** start Information provided **
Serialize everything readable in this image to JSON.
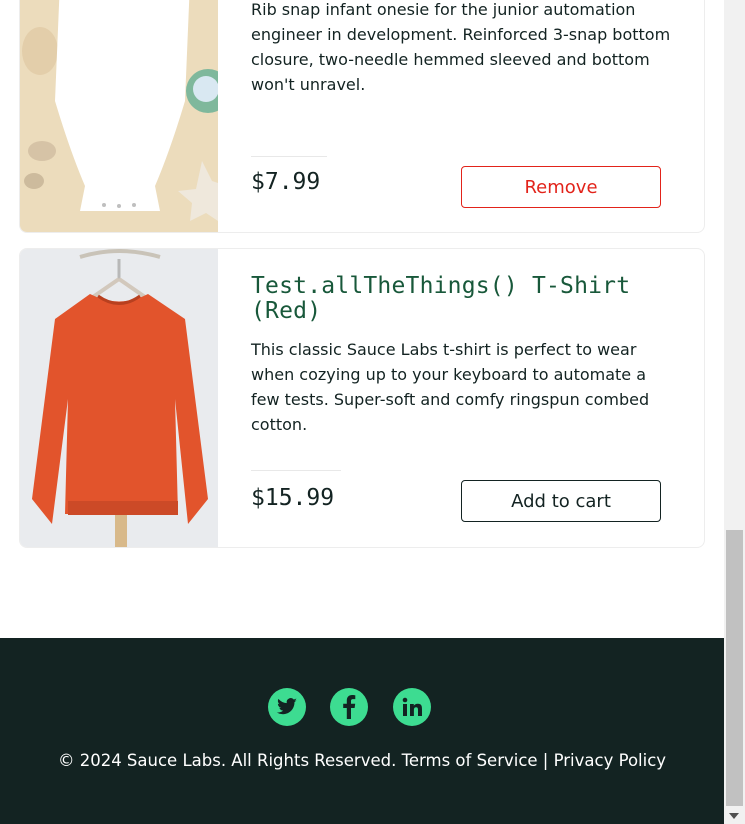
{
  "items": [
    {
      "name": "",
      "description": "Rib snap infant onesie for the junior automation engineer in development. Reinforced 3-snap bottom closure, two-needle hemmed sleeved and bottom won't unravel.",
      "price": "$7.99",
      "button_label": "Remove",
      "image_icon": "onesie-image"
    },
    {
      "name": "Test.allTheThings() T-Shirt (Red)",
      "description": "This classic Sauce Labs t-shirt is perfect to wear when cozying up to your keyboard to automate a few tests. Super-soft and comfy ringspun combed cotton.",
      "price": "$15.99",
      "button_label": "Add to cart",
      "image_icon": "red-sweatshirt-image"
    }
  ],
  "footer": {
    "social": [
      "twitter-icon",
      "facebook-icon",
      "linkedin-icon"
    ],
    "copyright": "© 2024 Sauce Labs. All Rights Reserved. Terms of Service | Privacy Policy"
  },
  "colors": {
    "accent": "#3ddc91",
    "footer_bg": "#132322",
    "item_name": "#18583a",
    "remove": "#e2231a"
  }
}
** end Information provided **
* [Written instruction]: In the listing above, locate each line with "image" and copy it.

* [Written reply]:
Serialize everything readable in this image to JSON.
      "image_icon": "onesie-image"
      "image_icon": "red-sweatshirt-image"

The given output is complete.